Copy out, character for character, the lines running from the line with "data-point [176, 335, 183, 342]" to the line with "data-point [207, 390, 214, 397]", including both of those lines.

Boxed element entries
------------------------

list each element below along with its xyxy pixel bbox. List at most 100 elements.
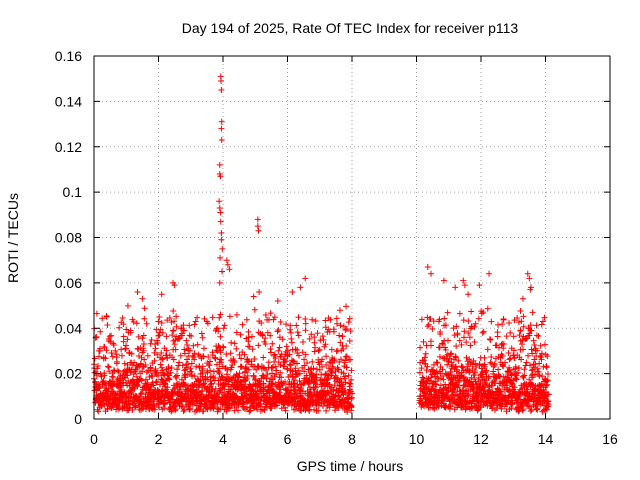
data-point [176, 335, 183, 342]
data-point [158, 319, 165, 326]
data-point [168, 365, 175, 372]
data-point [520, 313, 527, 320]
data-point [296, 370, 303, 377]
data-point [421, 354, 428, 361]
data-point [183, 337, 190, 344]
data-point [174, 366, 181, 373]
data-point [217, 218, 224, 225]
data-point [282, 407, 289, 414]
data-point [116, 324, 123, 331]
data-point [538, 350, 545, 357]
data-point [130, 318, 137, 325]
data-point [188, 360, 195, 367]
data-point [440, 376, 447, 383]
data-point [515, 408, 522, 415]
data-point [519, 346, 526, 353]
data-point [199, 363, 206, 370]
data-point [124, 302, 131, 309]
data-point [216, 314, 223, 321]
data-point [134, 383, 141, 390]
data-point [273, 367, 280, 374]
data-point [494, 329, 501, 336]
data-point [514, 314, 521, 321]
data-point [526, 332, 533, 339]
data-point [150, 382, 157, 389]
data-point [495, 321, 501, 328]
data-point [485, 373, 492, 380]
data-point [207, 390, 214, 397]
data-point [284, 347, 291, 354]
data-point [458, 363, 465, 370]
data-point [231, 340, 238, 347]
data-point [305, 406, 312, 413]
data-point [209, 349, 216, 356]
data-point [539, 373, 546, 380]
data-point [137, 391, 144, 398]
data-point [265, 359, 272, 366]
data-point [528, 327, 535, 334]
data-point [99, 315, 106, 322]
data-point [124, 336, 131, 343]
data-point [188, 332, 195, 339]
data-point [108, 349, 115, 356]
data-point [260, 380, 267, 387]
data-point [139, 295, 146, 302]
data-point [342, 373, 349, 380]
data-point [259, 332, 266, 339]
data-point [445, 358, 452, 365]
data-point [152, 367, 159, 374]
data-point [342, 327, 349, 334]
data-point [513, 376, 520, 383]
data-point [93, 310, 100, 317]
data-point [272, 363, 279, 370]
data-point [459, 364, 466, 371]
data-point [466, 356, 473, 363]
data-point [269, 376, 276, 383]
data-point [416, 369, 423, 376]
data-point [328, 346, 335, 353]
data-point [155, 332, 162, 339]
data-point [101, 344, 108, 351]
data-point [455, 357, 462, 364]
data-point [154, 379, 161, 386]
data-point [516, 332, 523, 339]
data-point [515, 365, 522, 372]
data-point [157, 326, 164, 333]
data-point [310, 365, 317, 372]
data-point [157, 381, 164, 388]
data-point [474, 406, 481, 413]
data-point [330, 328, 337, 335]
data-point [216, 205, 223, 212]
data-point [439, 366, 446, 373]
data-point [186, 322, 193, 329]
data-point [466, 369, 473, 376]
data-point [161, 405, 168, 412]
data-point [479, 329, 486, 336]
data-point [523, 386, 530, 393]
data-point [444, 337, 451, 344]
data-point [122, 345, 129, 352]
data-point [164, 388, 171, 395]
data-point [196, 406, 203, 413]
data-point [140, 340, 147, 347]
data-point [218, 136, 225, 143]
data-point [124, 382, 131, 389]
data-point [218, 77, 225, 84]
data-point [424, 323, 431, 330]
data-point [245, 366, 252, 373]
data-point [173, 313, 180, 320]
data-point [198, 391, 205, 398]
data-point [302, 275, 309, 282]
data-point [307, 366, 314, 373]
data-point [192, 318, 199, 325]
data-point [174, 372, 181, 379]
data-point [218, 125, 225, 132]
data-point [143, 376, 150, 383]
data-point [120, 338, 127, 345]
data-point [422, 350, 429, 357]
data-point [201, 380, 208, 387]
data-point [424, 263, 431, 270]
data-point [465, 291, 472, 298]
data-point [218, 229, 225, 236]
data-point [269, 364, 276, 371]
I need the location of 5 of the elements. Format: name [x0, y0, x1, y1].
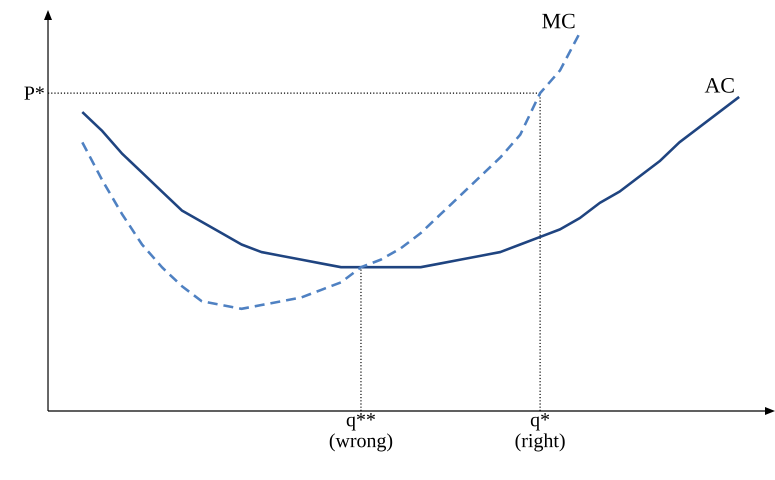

------------------------

TASK RESPONSE:
data-point [176, 335, 183, 342]
data-point [158, 319, 165, 326]
data-point [168, 365, 175, 372]
data-point [520, 313, 527, 320]
data-point [296, 370, 303, 377]
data-point [421, 354, 428, 361]
data-point [183, 337, 190, 344]
data-point [174, 366, 181, 373]
data-point [217, 218, 224, 225]
data-point [282, 407, 289, 414]
data-point [116, 324, 123, 331]
data-point [538, 350, 545, 357]
data-point [130, 318, 137, 325]
data-point [188, 360, 195, 367]
data-point [440, 376, 447, 383]
data-point [515, 408, 522, 415]
data-point [519, 346, 526, 353]
data-point [199, 363, 206, 370]
data-point [124, 302, 131, 309]
data-point [216, 314, 223, 321]
data-point [134, 383, 141, 390]
data-point [273, 367, 280, 374]
data-point [494, 329, 501, 336]
data-point [514, 314, 521, 321]
data-point [526, 332, 533, 339]
data-point [150, 382, 157, 389]
data-point [495, 321, 501, 328]
data-point [485, 373, 492, 380]
data-point [207, 390, 214, 397]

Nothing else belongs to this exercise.